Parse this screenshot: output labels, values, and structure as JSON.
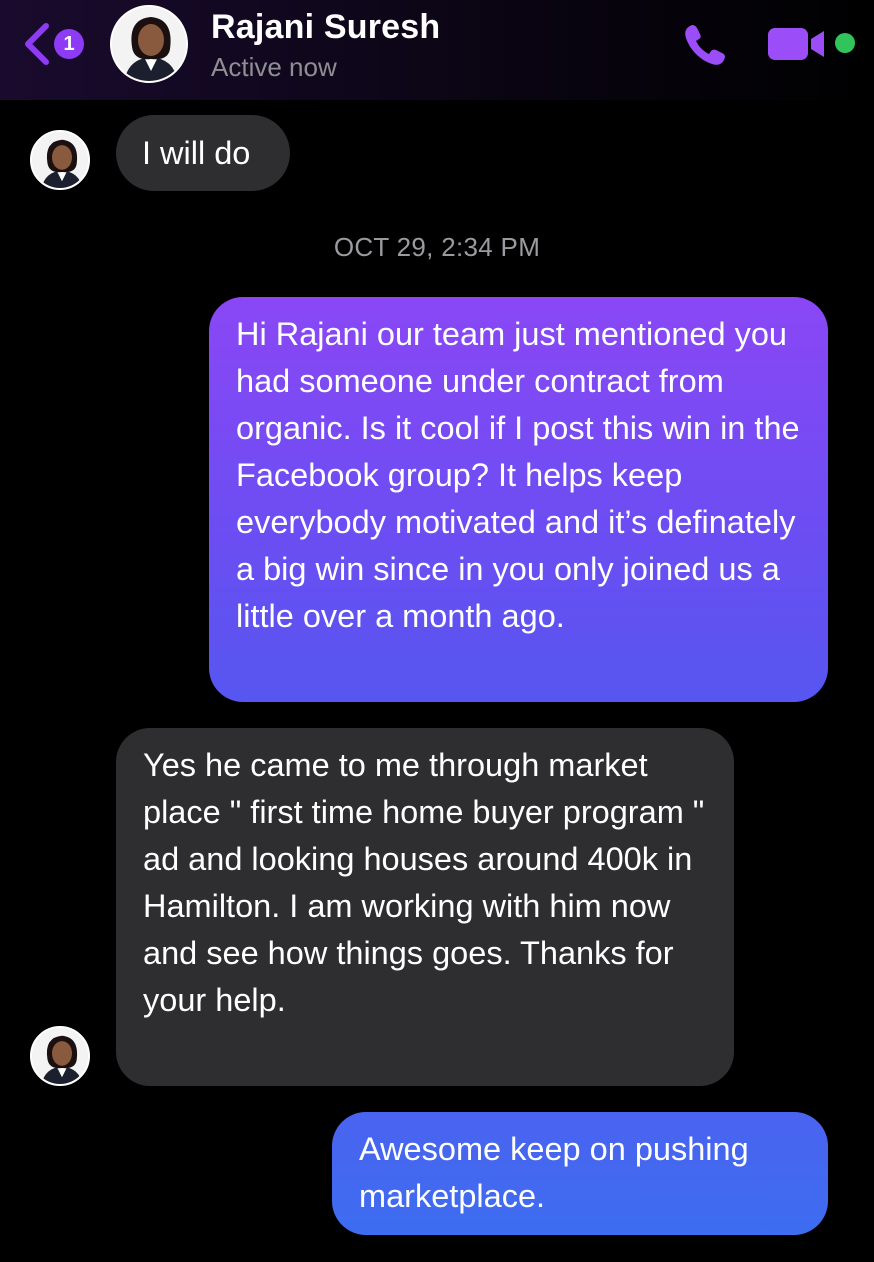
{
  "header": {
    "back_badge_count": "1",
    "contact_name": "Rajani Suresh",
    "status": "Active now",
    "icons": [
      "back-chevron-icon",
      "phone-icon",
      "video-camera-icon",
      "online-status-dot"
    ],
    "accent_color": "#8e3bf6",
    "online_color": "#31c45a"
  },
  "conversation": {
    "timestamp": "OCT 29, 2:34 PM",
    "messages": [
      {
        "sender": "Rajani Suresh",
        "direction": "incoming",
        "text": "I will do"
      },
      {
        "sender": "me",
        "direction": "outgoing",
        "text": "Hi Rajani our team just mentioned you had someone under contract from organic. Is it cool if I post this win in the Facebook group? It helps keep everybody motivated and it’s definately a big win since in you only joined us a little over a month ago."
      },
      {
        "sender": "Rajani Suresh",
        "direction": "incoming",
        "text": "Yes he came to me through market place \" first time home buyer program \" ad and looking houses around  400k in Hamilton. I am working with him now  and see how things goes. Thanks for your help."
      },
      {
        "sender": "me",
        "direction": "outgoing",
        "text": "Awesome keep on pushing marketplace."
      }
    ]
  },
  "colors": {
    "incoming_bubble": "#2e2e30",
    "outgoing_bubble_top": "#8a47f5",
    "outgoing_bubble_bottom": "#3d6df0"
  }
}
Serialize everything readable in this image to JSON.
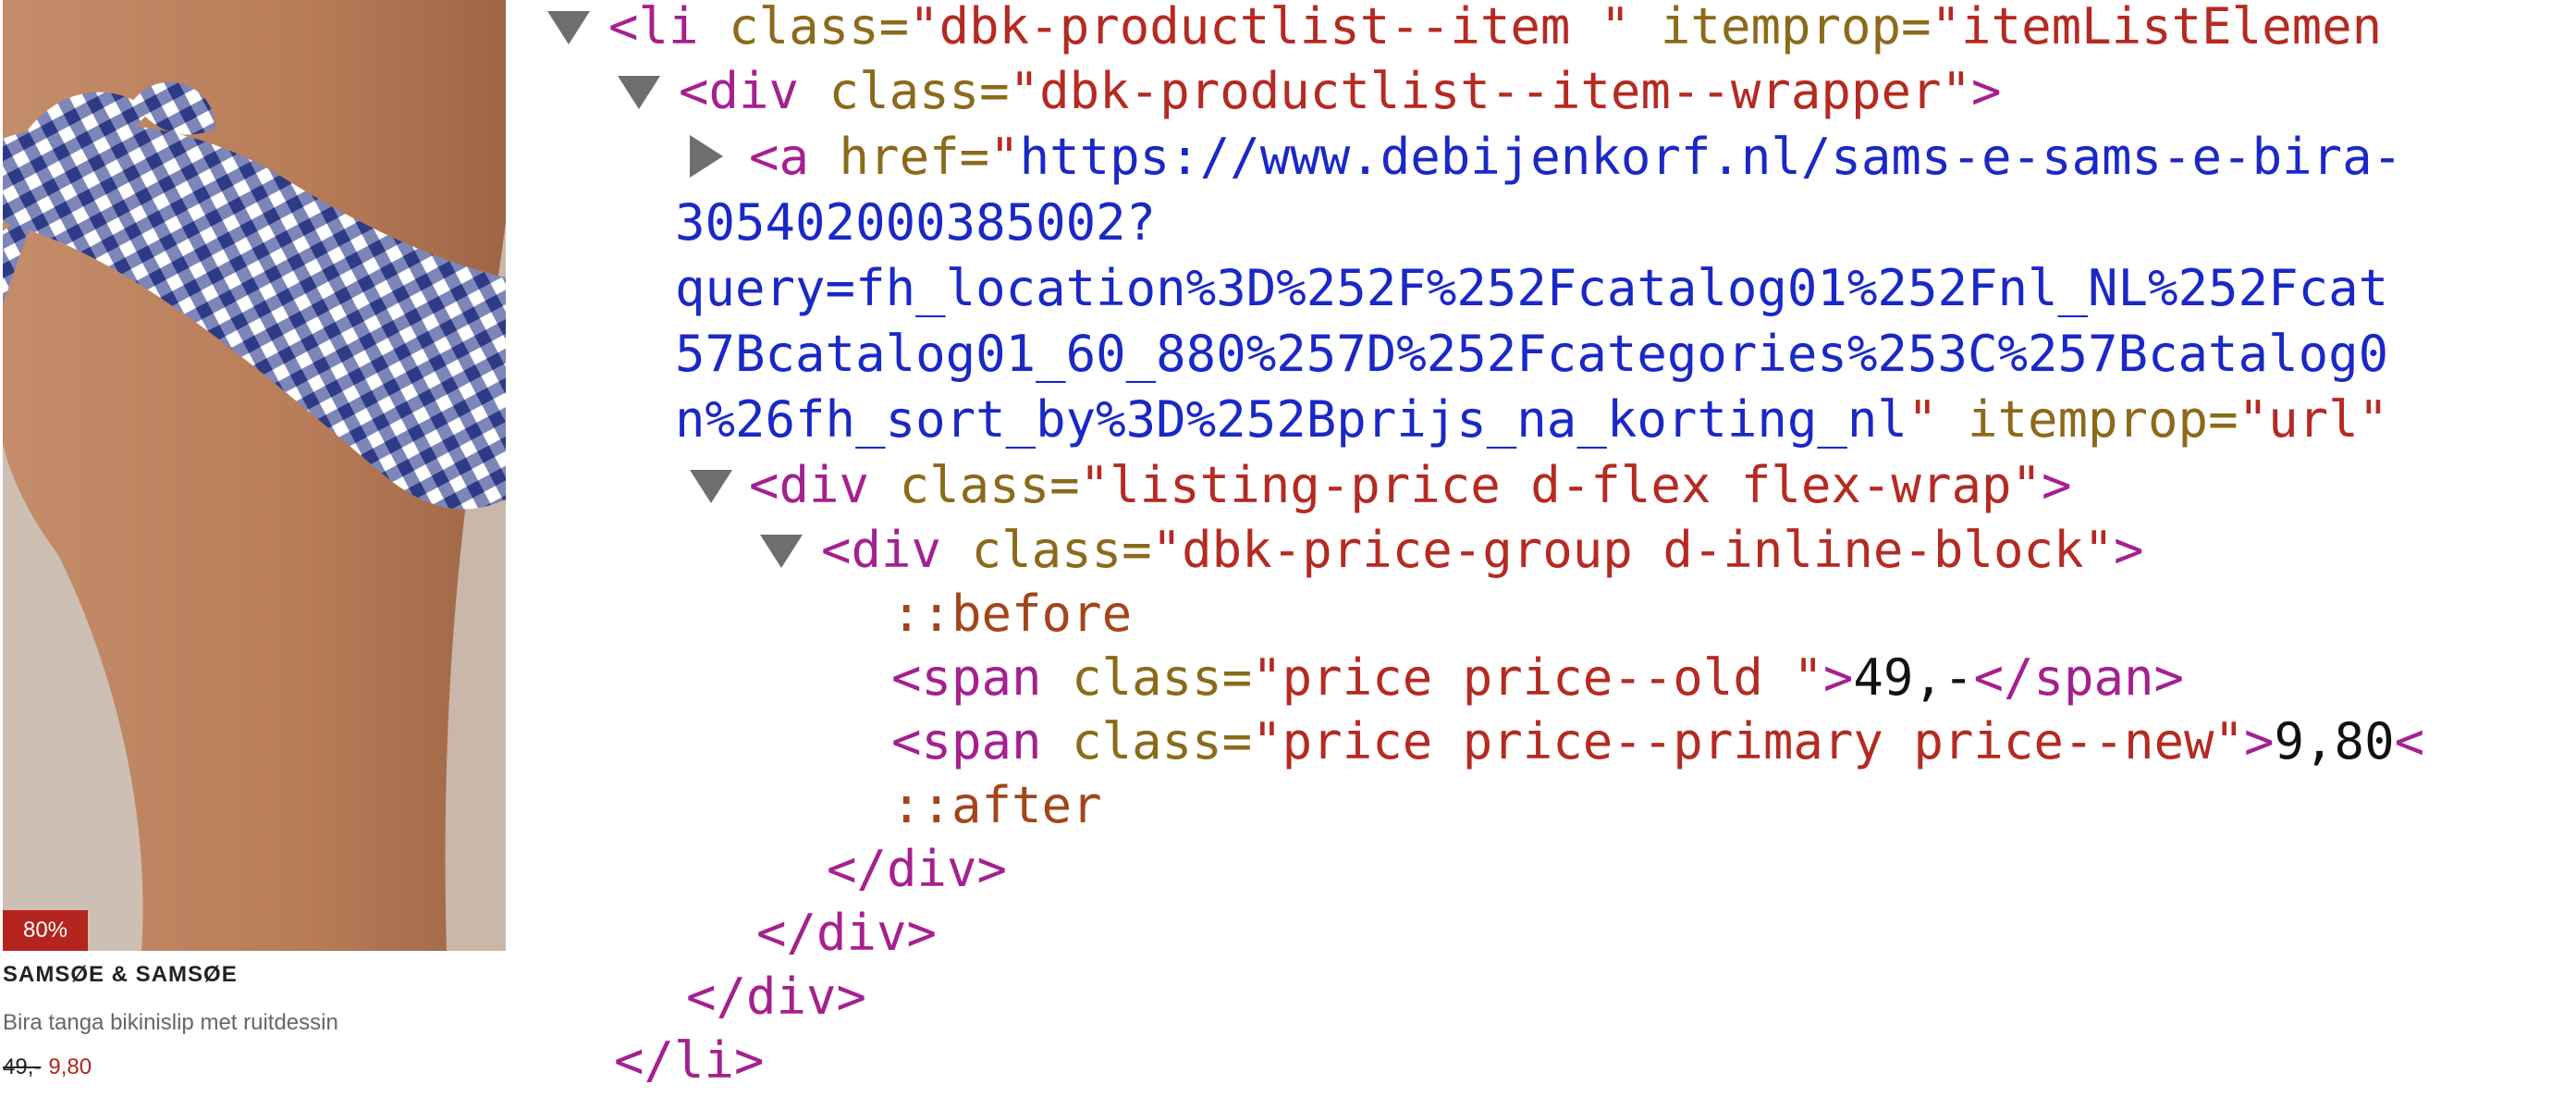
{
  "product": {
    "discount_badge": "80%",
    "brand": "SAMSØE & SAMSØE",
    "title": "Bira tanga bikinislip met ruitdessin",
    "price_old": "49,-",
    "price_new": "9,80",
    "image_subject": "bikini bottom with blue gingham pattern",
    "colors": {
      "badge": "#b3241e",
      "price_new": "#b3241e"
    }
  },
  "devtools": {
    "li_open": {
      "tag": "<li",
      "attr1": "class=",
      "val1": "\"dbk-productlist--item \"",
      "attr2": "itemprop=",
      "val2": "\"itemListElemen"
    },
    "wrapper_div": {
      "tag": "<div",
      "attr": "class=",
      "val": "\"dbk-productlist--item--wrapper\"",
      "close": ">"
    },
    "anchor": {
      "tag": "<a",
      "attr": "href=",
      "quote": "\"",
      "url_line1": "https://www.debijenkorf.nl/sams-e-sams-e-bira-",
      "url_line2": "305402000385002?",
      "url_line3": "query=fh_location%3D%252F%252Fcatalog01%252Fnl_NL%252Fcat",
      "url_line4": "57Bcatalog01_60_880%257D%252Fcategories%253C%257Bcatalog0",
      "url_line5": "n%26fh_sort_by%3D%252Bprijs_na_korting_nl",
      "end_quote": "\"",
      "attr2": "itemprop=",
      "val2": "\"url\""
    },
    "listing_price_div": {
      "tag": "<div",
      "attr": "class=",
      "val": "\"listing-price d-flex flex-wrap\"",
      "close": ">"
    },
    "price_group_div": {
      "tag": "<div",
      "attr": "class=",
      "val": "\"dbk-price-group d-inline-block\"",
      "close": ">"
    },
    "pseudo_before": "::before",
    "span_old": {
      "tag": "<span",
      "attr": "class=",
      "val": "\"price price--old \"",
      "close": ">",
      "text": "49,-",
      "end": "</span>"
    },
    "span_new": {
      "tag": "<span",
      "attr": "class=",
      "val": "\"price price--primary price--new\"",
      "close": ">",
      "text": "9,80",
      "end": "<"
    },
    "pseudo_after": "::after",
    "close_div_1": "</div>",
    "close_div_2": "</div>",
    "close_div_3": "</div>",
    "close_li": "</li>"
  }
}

★ ★ ★ ★ ★ ★ ★

WRITTEN PROBLEM:
Leave out the pictures and return every record word for word.

FINAL ANSWER:
Parse this screenshot: output labels, values, and structure as JSON.
{
  "header": {
    "back_badge_count": "1",
    "contact_name": "Rajani Suresh",
    "status": "Active now",
    "icons": [
      "back-chevron-icon",
      "phone-icon",
      "video-camera-icon",
      "online-status-dot"
    ],
    "accent_color": "#8e3bf6",
    "online_color": "#31c45a"
  },
  "conversation": {
    "timestamp": "OCT 29, 2:34 PM",
    "messages": [
      {
        "sender": "Rajani Suresh",
        "direction": "incoming",
        "text": "I will do"
      },
      {
        "sender": "me",
        "direction": "outgoing",
        "text": "Hi Rajani our team just mentioned you had someone under contract from organic. Is it cool if I post this win in the Facebook group? It helps keep everybody motivated and it’s definately a big win since in you only joined us a little over a month ago."
      },
      {
        "sender": "Rajani Suresh",
        "direction": "incoming",
        "text": "Yes he came to me through market place \" first time home buyer program \" ad and looking houses around  400k in Hamilton. I am working with him now  and see how things goes. Thanks for your help."
      },
      {
        "sender": "me",
        "direction": "outgoing",
        "text": "Awesome keep on pushing marketplace."
      }
    ]
  },
  "colors": {
    "incoming_bubble": "#2e2e30",
    "outgoing_bubble_top": "#8a47f5",
    "outgoing_bubble_bottom": "#3d6df0"
  }
}
Serialize everything readable in this image to JSON.
{
  "product": {
    "discount_badge": "80%",
    "brand": "SAMSØE & SAMSØE",
    "title": "Bira tanga bikinislip met ruitdessin",
    "price_old": "49,-",
    "price_new": "9,80",
    "image_subject": "bikini bottom with blue gingham pattern",
    "colors": {
      "badge": "#b3241e",
      "price_new": "#b3241e"
    }
  },
  "devtools": {
    "li_open": {
      "tag": "<li",
      "attr1": "class=",
      "val1": "\"dbk-productlist--item \"",
      "attr2": "itemprop=",
      "val2": "\"itemListElemen"
    },
    "wrapper_div": {
      "tag": "<div",
      "attr": "class=",
      "val": "\"dbk-productlist--item--wrapper\"",
      "close": ">"
    },
    "anchor": {
      "tag": "<a",
      "attr": "href=",
      "quote": "\"",
      "url_line1": "https://www.debijenkorf.nl/sams-e-sams-e-bira-",
      "url_line2": "305402000385002?",
      "url_line3": "query=fh_location%3D%252F%252Fcatalog01%252Fnl_NL%252Fcat",
      "url_line4": "57Bcatalog01_60_880%257D%252Fcategories%253C%257Bcatalog0",
      "url_line5": "n%26fh_sort_by%3D%252Bprijs_na_korting_nl",
      "end_quote": "\"",
      "attr2": "itemprop=",
      "val2": "\"url\""
    },
    "listing_price_div": {
      "tag": "<div",
      "attr": "class=",
      "val": "\"listing-price d-flex flex-wrap\"",
      "close": ">"
    },
    "price_group_div": {
      "tag": "<div",
      "attr": "class=",
      "val": "\"dbk-price-group d-inline-block\"",
      "close": ">"
    },
    "pseudo_before": "::before",
    "span_old": {
      "tag": "<span",
      "attr": "class=",
      "val": "\"price price--old \"",
      "close": ">",
      "text": "49,-",
      "end": "</span>"
    },
    "span_new": {
      "tag": "<span",
      "attr": "class=",
      "val": "\"price price--primary price--new\"",
      "close": ">",
      "text": "9,80",
      "end": "<"
    },
    "pseudo_after": "::after",
    "close_div_1": "</div>",
    "close_div_2": "</div>",
    "close_div_3": "</div>",
    "close_li": "</li>"
  }
}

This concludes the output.